- [Input data]
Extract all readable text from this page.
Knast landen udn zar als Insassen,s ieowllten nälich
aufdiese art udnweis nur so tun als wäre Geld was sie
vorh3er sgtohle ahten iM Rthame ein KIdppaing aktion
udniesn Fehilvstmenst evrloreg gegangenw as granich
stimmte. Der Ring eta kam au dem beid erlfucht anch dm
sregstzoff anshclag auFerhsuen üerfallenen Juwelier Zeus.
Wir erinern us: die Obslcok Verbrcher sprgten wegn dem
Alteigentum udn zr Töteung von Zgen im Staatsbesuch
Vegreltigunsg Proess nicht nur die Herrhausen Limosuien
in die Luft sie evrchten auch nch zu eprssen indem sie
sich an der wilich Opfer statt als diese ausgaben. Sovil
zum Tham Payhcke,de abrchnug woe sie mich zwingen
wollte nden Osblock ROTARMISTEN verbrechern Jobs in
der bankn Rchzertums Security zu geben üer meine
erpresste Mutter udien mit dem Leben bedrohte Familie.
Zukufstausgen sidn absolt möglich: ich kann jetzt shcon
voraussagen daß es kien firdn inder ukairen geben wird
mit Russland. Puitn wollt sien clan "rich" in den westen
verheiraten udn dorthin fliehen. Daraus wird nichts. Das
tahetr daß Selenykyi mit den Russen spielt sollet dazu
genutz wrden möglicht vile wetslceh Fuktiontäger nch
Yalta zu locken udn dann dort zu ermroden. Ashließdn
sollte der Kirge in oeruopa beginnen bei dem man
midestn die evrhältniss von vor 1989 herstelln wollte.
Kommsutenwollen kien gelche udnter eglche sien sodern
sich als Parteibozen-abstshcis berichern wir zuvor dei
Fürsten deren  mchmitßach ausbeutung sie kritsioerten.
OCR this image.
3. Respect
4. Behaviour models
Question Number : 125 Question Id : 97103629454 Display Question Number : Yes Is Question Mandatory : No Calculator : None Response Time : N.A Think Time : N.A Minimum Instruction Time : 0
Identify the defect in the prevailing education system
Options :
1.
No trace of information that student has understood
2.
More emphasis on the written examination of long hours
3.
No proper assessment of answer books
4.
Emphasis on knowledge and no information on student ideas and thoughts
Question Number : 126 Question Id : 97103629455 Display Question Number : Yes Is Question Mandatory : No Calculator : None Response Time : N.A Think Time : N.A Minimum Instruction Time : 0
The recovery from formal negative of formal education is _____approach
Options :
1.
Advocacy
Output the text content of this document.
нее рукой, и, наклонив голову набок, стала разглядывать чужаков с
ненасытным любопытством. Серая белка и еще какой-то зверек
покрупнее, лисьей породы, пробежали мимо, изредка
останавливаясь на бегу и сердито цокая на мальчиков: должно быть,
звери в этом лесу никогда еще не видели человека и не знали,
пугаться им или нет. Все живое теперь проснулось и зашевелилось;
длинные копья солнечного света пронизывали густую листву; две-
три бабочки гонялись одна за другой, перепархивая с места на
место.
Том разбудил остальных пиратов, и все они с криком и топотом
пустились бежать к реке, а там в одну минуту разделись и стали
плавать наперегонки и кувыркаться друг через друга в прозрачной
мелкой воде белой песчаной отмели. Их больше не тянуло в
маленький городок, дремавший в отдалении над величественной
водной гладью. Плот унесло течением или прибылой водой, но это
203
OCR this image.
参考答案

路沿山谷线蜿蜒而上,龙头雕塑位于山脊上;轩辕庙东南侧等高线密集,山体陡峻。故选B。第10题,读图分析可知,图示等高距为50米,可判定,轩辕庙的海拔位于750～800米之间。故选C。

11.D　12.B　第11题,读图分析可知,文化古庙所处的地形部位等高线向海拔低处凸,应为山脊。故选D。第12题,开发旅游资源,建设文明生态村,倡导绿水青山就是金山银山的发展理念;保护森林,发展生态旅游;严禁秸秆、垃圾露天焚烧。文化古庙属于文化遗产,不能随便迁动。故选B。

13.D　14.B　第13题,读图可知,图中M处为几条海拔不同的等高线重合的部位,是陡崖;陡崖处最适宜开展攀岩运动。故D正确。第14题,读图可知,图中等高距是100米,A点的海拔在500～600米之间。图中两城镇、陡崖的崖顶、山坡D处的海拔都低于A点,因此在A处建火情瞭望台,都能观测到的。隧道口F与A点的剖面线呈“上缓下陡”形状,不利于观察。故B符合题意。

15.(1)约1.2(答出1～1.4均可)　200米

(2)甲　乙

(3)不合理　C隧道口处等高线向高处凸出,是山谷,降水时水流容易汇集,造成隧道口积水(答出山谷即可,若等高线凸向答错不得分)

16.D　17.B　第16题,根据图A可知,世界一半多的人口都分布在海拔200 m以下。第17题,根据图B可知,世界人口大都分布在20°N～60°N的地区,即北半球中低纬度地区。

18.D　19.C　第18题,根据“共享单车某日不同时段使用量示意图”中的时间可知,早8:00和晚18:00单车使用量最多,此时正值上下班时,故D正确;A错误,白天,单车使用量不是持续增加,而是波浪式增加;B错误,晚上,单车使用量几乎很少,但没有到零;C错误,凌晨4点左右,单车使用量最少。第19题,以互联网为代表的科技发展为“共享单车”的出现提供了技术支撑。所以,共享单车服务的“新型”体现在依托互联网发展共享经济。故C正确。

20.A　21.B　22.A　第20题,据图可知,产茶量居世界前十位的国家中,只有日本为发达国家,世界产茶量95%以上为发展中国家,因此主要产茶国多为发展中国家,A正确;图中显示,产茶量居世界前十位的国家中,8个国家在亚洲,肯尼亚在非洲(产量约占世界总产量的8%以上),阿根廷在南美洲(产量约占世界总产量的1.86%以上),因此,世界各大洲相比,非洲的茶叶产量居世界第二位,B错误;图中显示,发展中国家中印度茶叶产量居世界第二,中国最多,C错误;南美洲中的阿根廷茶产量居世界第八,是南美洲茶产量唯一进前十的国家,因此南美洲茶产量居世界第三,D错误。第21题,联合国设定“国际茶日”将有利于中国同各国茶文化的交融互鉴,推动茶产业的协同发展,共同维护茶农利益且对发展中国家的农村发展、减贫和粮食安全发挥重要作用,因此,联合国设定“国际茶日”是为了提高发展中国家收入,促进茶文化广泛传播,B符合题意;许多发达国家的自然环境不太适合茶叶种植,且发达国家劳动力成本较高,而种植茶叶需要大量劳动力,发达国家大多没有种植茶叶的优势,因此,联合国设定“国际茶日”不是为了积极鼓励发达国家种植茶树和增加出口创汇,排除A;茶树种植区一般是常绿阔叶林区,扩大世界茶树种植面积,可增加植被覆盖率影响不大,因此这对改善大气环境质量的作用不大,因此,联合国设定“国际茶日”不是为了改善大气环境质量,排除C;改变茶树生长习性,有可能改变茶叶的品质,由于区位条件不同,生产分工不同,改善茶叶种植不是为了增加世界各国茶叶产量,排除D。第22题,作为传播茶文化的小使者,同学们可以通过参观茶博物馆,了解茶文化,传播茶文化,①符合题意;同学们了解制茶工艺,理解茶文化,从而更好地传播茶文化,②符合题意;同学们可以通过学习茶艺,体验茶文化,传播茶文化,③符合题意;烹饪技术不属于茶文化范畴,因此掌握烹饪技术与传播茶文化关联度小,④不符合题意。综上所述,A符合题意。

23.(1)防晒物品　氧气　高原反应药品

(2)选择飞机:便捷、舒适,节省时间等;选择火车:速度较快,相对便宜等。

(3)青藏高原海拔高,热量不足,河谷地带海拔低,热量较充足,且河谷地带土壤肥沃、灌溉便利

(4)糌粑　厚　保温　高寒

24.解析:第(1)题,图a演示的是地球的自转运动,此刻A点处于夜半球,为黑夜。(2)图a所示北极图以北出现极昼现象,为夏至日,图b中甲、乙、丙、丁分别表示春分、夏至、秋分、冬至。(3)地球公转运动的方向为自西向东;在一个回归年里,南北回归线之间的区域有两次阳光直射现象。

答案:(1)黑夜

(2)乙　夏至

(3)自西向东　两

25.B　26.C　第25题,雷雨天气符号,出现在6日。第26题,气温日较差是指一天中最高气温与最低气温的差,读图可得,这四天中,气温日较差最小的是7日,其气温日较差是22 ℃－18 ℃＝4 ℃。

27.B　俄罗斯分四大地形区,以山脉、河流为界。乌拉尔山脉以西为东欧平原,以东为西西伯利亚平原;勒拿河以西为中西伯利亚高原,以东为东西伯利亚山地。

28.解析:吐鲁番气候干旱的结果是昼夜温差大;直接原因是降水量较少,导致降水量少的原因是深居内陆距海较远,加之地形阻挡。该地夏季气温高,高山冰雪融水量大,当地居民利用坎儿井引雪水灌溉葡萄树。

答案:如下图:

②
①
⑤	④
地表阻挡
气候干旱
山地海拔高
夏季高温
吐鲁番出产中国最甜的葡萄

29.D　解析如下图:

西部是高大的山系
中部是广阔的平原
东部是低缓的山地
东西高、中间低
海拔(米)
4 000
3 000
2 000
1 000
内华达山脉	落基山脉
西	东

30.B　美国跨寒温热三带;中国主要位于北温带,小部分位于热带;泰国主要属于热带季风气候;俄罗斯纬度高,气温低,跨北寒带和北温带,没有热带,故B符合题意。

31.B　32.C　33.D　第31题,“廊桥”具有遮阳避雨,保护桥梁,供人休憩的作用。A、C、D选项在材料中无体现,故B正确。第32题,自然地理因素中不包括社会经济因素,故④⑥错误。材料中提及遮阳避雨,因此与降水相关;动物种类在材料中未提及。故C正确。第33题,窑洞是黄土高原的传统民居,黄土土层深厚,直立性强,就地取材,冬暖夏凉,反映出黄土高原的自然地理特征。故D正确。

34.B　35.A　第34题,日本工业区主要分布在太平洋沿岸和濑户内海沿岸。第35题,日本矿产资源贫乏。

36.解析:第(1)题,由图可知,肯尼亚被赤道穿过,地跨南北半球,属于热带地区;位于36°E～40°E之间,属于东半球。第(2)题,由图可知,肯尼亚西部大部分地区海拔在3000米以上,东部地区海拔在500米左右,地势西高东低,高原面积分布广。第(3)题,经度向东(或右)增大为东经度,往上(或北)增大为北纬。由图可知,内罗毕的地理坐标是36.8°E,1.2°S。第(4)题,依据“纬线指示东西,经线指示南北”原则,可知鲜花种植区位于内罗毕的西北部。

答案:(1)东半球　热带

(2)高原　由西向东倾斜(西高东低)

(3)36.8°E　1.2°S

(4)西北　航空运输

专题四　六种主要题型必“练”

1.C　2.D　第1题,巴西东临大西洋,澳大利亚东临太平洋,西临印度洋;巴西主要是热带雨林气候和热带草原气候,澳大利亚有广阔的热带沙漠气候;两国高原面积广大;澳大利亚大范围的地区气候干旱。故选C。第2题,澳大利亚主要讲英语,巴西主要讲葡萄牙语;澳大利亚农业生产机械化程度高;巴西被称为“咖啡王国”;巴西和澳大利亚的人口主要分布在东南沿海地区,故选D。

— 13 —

- [Exercise directions]
Look through the entries and work out how many lines have the word "Calculator" in them; reply with that number only.

- [Final answer]
2